* **What to work on**
In the data below, find each line containing the string "JSON" and return it.

* **Dataset content**

## begin

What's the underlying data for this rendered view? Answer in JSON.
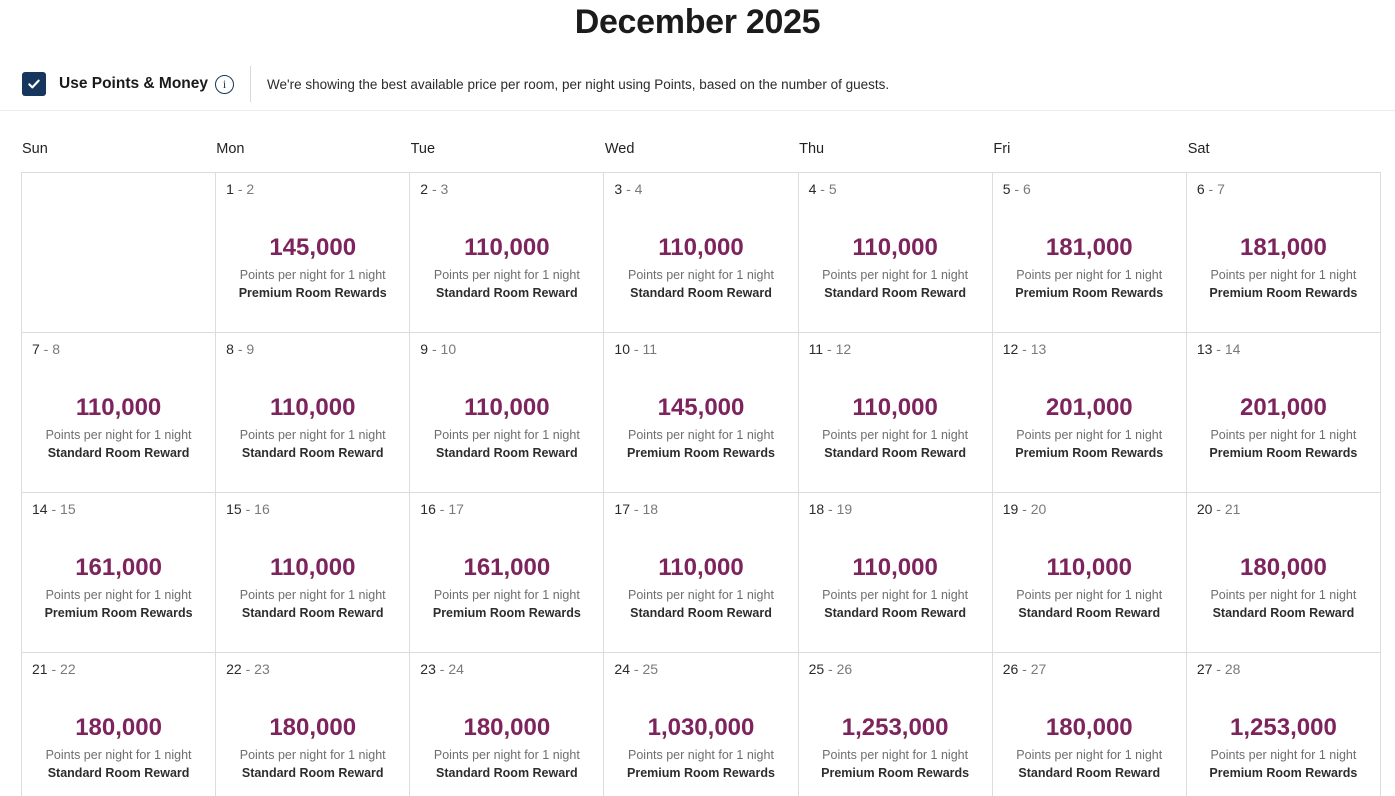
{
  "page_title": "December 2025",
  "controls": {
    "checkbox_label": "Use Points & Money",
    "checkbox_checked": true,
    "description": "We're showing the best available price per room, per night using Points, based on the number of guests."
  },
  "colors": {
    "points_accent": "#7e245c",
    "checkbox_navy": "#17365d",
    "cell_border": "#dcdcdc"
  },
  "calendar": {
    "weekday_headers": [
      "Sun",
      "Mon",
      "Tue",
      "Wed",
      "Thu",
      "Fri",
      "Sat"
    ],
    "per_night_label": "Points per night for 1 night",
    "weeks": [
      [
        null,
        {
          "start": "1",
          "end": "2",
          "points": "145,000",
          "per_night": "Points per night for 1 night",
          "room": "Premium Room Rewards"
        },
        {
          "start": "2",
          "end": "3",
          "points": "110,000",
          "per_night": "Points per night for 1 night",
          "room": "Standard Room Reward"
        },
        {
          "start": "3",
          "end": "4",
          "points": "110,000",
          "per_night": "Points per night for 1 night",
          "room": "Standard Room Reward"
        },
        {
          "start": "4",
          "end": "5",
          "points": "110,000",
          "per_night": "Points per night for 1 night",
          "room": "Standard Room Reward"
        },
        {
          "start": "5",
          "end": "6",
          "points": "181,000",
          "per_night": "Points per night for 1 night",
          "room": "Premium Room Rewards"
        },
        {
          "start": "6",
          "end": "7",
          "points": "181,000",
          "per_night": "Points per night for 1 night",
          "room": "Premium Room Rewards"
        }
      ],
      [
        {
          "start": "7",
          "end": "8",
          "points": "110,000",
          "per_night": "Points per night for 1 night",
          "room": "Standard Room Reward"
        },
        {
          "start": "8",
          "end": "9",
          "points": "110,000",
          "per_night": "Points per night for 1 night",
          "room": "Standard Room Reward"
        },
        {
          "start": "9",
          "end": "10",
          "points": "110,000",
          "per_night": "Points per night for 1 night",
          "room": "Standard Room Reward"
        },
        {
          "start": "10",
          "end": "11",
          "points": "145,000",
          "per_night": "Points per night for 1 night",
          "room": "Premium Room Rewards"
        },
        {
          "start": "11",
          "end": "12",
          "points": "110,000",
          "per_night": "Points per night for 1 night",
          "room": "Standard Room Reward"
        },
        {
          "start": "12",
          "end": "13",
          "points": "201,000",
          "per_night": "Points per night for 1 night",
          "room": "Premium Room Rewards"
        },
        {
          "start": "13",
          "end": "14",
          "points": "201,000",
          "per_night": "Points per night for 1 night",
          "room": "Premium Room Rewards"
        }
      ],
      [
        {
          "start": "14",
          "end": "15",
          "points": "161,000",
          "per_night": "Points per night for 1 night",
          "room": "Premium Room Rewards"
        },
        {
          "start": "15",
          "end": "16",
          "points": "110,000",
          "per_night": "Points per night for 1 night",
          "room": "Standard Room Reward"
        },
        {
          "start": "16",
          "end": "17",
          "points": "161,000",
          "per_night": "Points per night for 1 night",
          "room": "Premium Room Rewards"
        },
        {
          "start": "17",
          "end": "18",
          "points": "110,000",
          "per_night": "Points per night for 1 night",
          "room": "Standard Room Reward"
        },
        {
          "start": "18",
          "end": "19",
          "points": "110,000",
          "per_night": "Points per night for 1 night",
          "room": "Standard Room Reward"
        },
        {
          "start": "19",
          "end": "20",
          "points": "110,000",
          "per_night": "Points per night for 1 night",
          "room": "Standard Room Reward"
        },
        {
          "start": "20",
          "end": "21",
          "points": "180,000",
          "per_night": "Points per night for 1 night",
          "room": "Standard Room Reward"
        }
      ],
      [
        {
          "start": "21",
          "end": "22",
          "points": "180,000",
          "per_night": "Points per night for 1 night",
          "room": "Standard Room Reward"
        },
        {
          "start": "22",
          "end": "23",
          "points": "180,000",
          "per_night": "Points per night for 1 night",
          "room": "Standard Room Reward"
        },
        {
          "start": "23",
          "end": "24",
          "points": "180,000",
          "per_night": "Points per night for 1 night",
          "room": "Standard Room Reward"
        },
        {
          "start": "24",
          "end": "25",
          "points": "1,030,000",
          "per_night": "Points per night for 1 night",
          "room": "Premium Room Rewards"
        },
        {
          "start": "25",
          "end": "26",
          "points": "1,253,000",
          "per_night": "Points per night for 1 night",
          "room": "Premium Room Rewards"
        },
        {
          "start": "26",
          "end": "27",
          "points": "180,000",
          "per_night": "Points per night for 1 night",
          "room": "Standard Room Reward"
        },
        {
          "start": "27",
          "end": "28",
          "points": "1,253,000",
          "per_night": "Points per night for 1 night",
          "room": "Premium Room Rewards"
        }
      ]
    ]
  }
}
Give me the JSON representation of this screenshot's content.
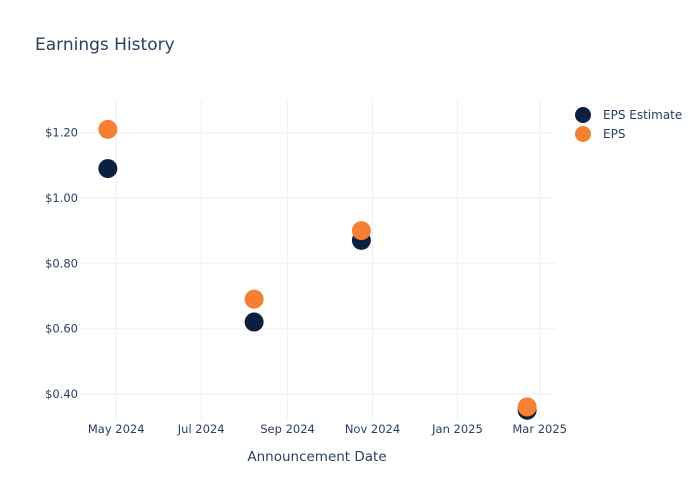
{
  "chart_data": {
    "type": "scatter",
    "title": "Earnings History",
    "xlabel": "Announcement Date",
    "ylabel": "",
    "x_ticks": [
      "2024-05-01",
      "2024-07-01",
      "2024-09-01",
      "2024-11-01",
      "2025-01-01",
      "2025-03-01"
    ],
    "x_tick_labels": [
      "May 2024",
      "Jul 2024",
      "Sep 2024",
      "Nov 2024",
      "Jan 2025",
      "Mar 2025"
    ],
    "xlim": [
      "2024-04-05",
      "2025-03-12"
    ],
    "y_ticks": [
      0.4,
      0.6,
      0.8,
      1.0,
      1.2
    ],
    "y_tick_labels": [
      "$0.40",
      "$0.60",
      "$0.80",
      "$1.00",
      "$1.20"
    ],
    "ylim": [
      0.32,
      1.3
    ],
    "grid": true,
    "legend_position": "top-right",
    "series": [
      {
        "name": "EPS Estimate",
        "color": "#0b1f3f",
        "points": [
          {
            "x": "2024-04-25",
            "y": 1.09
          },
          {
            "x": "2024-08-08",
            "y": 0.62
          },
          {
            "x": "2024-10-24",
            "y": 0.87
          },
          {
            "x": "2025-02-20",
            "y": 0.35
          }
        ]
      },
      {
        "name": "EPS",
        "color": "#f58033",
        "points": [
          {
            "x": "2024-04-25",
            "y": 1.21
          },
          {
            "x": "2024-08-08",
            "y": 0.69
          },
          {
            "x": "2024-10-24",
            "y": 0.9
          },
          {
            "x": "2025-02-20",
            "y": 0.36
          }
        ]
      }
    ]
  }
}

## end

* **Task solution**
What's the underlying data for this rendered view? Answer in JSON.
Give me the JSON representation of this screenshot's content.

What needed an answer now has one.